= SOURCE EXCERPT =

Realizing IoT Project Success

I’ve always found the idea that so many IoT startups and established companies do POCs or Proof of Concepts strange. I also find it unfortunate that many enterprises start off with POCs. Why do so many IoT vendors lead into sales opportunities with POCs with prospective customers and why do so many enterprise end users seemingly entrap these poor little startups in some hellish cycle of pre-sales POC giveaways? More often than not, when you speak to the founders of these IoT startup firms, they are frustrated by the difficulty of getting customers or prospects to pay up. So how did we into this unusual situation as a “industry”? Wasn’t IoT supposed to be easy to sell? Didn’t every business want it?  Evidently, the answer is not exactly yes. 

Why do we do POCs?

Let’s look at POCs in the context of product development and POCs in the context of the digital transformation program of an enterprise, because I think there is some confusion that I have observed that is contributing to the maligning of what is otherwise a pretty helpful exercise to an eternal purgatory. 

What are POCs? POCs are nothing new. We have see the approach of used in industry for decades to test new product and service concepts. It is commonly used in product  as well as software development to demonstrate functionality and to provide technical verification that an idea or solution is feasible and is something that can be developed. POCs can be used to test and validate different design options as well to determine which mode is better than another.

= DATA EXCERPT =
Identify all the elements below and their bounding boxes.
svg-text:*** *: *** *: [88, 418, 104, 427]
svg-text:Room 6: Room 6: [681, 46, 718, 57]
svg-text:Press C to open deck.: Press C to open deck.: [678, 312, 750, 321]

= REQUIRED ACTIONS =
(A) Reproduce the passage of the IoT proof-of-concept article between "I’ve always found" and "not exactly yes.", inclusive.
(B) Write the next part of the article on IoT proof-of-concept projects, starting after its final sentence.

= SOLVED TASKS =
(A)
I’ve always found the idea that so many IoT startups and established companies do POCs or Proof of Concepts strange. I also find it unfortunate that many enterprises start off with POCs. Why do so many IoT vendors lead into sales opportunities with POCs with prospective customers and why do so many enterprise end users seemingly entrap these poor little startups in some hellish cycle of pre-sales POC giveaways? More often than not, when you speak to the founders of these IoT startup firms, they are frustrated by the difficulty of getting customers or prospects to pay up. So how did we into this unusual situation as a “industry”? Wasn’t IoT supposed to be easy to sell? Didn’t every business want it?  Evidently, the answer is not exactly yes.

(B)
In the context of enterprise transformation projects, POCs have been traditionally used to test vendor solutions for fit to the organizations needs and technology environments. From the perspective of the business folks who know little about the technical aspects of IoT or likely what IoT is, these POC activities are used commonly as a way to demonstrate shortlisted vendor solutions to an organization as well as verify that functional and nonfunctional requirements of the business that are important selection criteria for vendor selection. If an enterprise gets to the point where they are selecting a technology vendor, they are typically already bought into the IoT-enabled transformation initiative. Yet, more often than not I have hear an outsized proportion of IoT vendors who say that POCs are used to prove the business value of their IoT offerings.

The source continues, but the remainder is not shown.